## TEXT SECTION

* Start *

# "Thor 2: The Dark World" trailer. It's looking good!



## TelegramSam (Apr 23, 2013)

Get a load of THIS.


----------



## TheDivineWing22 (Apr 23, 2013)

This is looking fantastic. I'm such a Thor fanboy and I can't wait for this.

The new Thor comics will hold me over till it comes out though.


----------



## brynotherhino (Apr 23, 2013)

Oh sweet peanut butter, I am so excited for this!!!


----------



## Steinmetzify (Apr 25, 2013)

Saw it yesterday....I'm a huge comic fanboy, and the first movies of any comic series are always hit/miss for me....I already know the origin stories of everyone, and I get that they have to put them out so everyone ELSE knows, but I always like the 2nd movies better...the only exception being Iron Man. That movie cracks me up, and I'm always in awe of the CGI/fake computer tech when I see it.

All that aside, can't wait for this one. Looks awesome.


----------



## Basti (Apr 25, 2013)

Looks waaay better than the first one


----------



## Xaios (Apr 25, 2013)

To be honest, that trailer really didn't grab me at all. Even I'm surprised.


----------



## tm20 (Apr 26, 2013)

this looks awesome


----------



## petereanima (May 7, 2013)

Basti said:


> Looks waaay better than the first one



This!

Consider me tempted.


----------



## r3tr0sp3ct1v3 (May 13, 2013)

What bugs me is why does he need Loki's help? 

Dude, you have the Avengers. Just call on Bruce Banner and voila crisis averted


----------



## MFB (May 13, 2013)

r3tr0sp3ct1v3 said:


> What bugs me is why does he need Loki's help?

* End *

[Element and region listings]
* Start *

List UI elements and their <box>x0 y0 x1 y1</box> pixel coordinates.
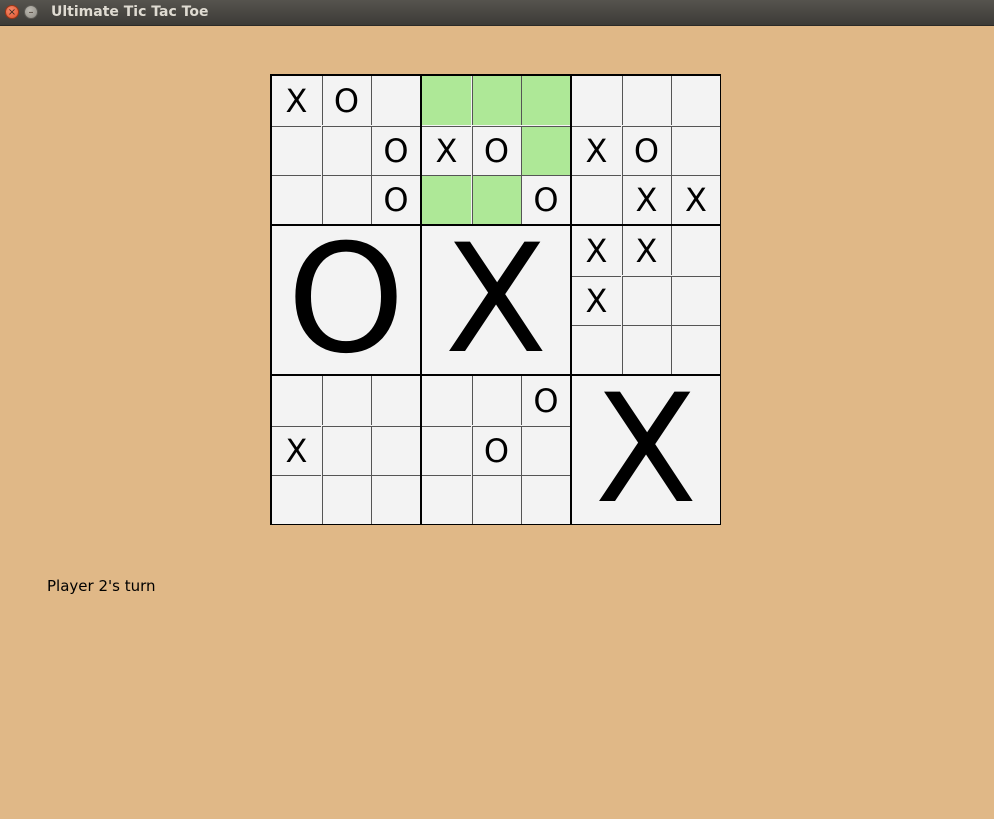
board-cell[interactable] <box>272 475 321 524</box>
sub-board-winner: X <box>444 213 548 387</box>
board-cell[interactable] <box>471 376 521 425</box>
board-cell[interactable]: X <box>621 175 671 224</box>
board-cell[interactable]: O <box>471 425 521 475</box>
board-cell[interactable]: O <box>321 76 371 125</box>
board-cell[interactable] <box>321 125 371 175</box>
board-cell[interactable]: X <box>671 175 720 224</box>
board-cell[interactable] <box>321 475 371 524</box>
board-cell[interactable] <box>471 76 521 125</box>
sub-board-8: OO <box>422 376 570 524</box>
board-cell[interactable] <box>422 76 471 125</box>
board-cell[interactable] <box>671 275 720 325</box>
board-cell[interactable]: O <box>521 376 570 425</box>
board-cell[interactable] <box>422 376 471 425</box>
board-cell[interactable] <box>521 475 570 524</box>
board-cell[interactable]: X <box>422 125 471 175</box>
close-window-button[interactable]: × <box>5 5 19 19</box>
sub-board-4: O <box>272 213 420 387</box>
board-cell[interactable]: X <box>572 275 621 325</box>
board-cell[interactable] <box>272 376 321 425</box>
board-cell[interactable] <box>621 76 671 125</box>
board-cell[interactable] <box>671 76 720 125</box>
board-cell[interactable] <box>671 226 720 275</box>
board-cell[interactable] <box>521 76 570 125</box>
sub-board-3: XOXX <box>572 76 720 224</box>
board-cell[interactable]: X <box>272 425 321 475</box>
board-cell[interactable]: X <box>572 226 621 275</box>
board-cell[interactable]: X <box>621 226 671 275</box>
board-cell[interactable] <box>572 76 621 125</box>
window-titlebar: × – Ultimate Tic Tac Toe <box>0 0 994 26</box>
board-cell[interactable] <box>572 175 621 224</box>
board-cell[interactable] <box>272 125 321 175</box>
board-cell[interactable] <box>521 425 570 475</box>
board-cell[interactable] <box>371 376 420 425</box>
board-cell[interactable] <box>321 425 371 475</box>
board-cell[interactable] <box>321 376 371 425</box>
sub-board-winner: X <box>594 363 698 537</box>
minimize-window-button[interactable]: – <box>24 5 38 19</box>
ultimate-board: XOOOXOOXOXXOXXXXXOOX <box>270 74 721 525</box>
sub-board-6: XXX <box>572 226 720 374</box>
board-cell[interactable] <box>371 76 420 125</box>
board-cell[interactable] <box>471 475 521 524</box>
board-cell[interactable] <box>371 475 420 524</box>
board-cell[interactable] <box>621 275 671 325</box>
sub-board-7: X <box>272 376 420 524</box>
turn-status: Player 2's turn <box>47 577 156 595</box>
board-cell[interactable]: O <box>621 125 671 175</box>
board-cell[interactable] <box>521 125 570 175</box>
sub-board-9: X <box>572 363 720 537</box>
board-cell[interactable]: O <box>371 125 420 175</box>
board-cell[interactable] <box>371 425 420 475</box>
window-title: Ultimate Tic Tac Toe <box>51 4 209 20</box>
board-cell[interactable] <box>422 425 471 475</box>
board-cell[interactable]: X <box>572 125 621 175</box>
sub-board-2: XOO <box>422 76 570 224</box>
board-cell[interactable]: O <box>471 125 521 175</box>
board-cell[interactable]: X <box>272 76 321 125</box>
board-cell[interactable] <box>422 475 471 524</box>
board-cell[interactable] <box>671 125 720 175</box>
sub-board-5: X <box>422 213 570 387</box>
sub-board-1: XOOO <box>272 76 420 224</box>
sub-board-winner: O <box>286 213 406 387</box>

* End *

## WHAT YOU NEED TO DO
(1) Write out the passage of the Thor 2 trailer thread from "## TelegramSam (Apr" up to and including "wait for this.".
(2) In the Thor 2 trailer thread, condense the paragraph beginning "Saw it yesterday" into a shorter version that keeps its main points.
(3) Answer these questions about the Thor 2 trailer thread:
(a) What does TheDivineWing22 say will hold them over until the film comes out?
(b) Which movie is the exception to Steinmetzify's preference for second movies?
(c) Whom does r3tr0sp3ct1v3 suggest calling on to avert the crisis?
The listings aren't needed for any of this.

## ANSWERS
(1)
## TelegramSam (Apr 23, 2013)

Get a load of THIS.


----------



## TheDivineWing22 (Apr 23, 2013)

This is looking fantastic. I'm such a Thor fanboy and I can't wait for this.

(2) Steinmetzify, a big comic fan, saw the trailer the day before. The first movies in comic series are hit or miss for him because he already knows the origin stories, though he understands other viewers need them. He usually prefers second movies. The one exception is Iron Man, which makes him laugh and whose CGI and fake computer tech always amaze him.

(3)
(a) The new Thor comics.
(b) Iron Man.
(c) Bruce Banner.